> [The exercise]
Copy out, from the entries below, each line holding the string "color".

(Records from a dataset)
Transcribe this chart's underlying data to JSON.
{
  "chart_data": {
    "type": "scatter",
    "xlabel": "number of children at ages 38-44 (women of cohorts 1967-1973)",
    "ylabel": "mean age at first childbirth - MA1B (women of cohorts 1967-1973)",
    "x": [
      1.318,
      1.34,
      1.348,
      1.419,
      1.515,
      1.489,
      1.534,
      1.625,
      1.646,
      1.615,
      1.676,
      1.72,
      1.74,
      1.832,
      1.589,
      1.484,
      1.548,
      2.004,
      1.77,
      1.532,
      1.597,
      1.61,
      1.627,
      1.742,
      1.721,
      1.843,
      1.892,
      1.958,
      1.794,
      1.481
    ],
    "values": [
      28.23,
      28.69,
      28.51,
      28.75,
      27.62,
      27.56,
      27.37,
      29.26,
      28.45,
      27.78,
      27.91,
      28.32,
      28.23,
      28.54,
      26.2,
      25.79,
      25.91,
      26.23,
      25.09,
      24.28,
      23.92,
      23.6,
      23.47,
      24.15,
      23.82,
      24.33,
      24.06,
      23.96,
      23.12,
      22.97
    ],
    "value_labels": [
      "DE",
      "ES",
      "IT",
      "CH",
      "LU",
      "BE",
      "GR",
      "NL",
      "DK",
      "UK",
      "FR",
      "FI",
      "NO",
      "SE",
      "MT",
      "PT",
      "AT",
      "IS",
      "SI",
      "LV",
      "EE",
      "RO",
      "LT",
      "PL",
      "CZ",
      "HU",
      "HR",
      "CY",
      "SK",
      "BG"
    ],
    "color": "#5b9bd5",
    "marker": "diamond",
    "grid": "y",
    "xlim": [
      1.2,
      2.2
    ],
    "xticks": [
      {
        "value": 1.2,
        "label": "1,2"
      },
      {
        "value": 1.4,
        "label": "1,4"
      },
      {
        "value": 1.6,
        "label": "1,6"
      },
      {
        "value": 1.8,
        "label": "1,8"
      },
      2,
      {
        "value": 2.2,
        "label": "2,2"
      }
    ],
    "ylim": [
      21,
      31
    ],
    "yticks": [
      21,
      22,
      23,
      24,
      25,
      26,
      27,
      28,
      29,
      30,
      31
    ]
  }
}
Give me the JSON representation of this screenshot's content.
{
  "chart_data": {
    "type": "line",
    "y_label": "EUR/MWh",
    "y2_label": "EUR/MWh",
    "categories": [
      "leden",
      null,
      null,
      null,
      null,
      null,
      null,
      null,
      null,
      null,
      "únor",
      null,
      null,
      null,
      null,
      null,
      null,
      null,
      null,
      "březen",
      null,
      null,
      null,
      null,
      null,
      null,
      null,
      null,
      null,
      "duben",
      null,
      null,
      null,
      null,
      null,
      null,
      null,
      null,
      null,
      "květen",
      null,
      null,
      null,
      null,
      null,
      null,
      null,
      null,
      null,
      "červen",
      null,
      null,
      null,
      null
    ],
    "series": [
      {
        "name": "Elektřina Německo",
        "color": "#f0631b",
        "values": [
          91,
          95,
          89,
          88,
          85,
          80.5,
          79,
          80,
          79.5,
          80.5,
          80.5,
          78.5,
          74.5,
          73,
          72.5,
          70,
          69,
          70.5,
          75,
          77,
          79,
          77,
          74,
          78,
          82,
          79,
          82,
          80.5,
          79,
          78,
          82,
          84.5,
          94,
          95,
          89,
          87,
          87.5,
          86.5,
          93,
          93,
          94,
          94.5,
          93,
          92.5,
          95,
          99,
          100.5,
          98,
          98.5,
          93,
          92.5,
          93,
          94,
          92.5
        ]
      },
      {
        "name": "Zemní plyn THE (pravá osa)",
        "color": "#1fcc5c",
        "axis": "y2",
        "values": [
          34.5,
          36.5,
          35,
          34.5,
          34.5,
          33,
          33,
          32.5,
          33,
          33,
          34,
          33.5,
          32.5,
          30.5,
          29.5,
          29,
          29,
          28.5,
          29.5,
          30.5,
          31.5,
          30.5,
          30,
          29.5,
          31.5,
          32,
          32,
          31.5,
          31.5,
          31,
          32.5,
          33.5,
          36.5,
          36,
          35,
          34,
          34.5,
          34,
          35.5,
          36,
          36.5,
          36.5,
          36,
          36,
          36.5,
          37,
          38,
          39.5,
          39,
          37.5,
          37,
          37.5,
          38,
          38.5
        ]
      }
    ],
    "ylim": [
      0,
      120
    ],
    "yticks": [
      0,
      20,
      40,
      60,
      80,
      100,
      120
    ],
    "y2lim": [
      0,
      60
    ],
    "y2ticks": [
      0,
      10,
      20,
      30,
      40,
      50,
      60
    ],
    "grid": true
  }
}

> [Exercise response]
    "color": "#5b9bd5",
        "color": "#f0631b",
        "color": "#1fcc5c",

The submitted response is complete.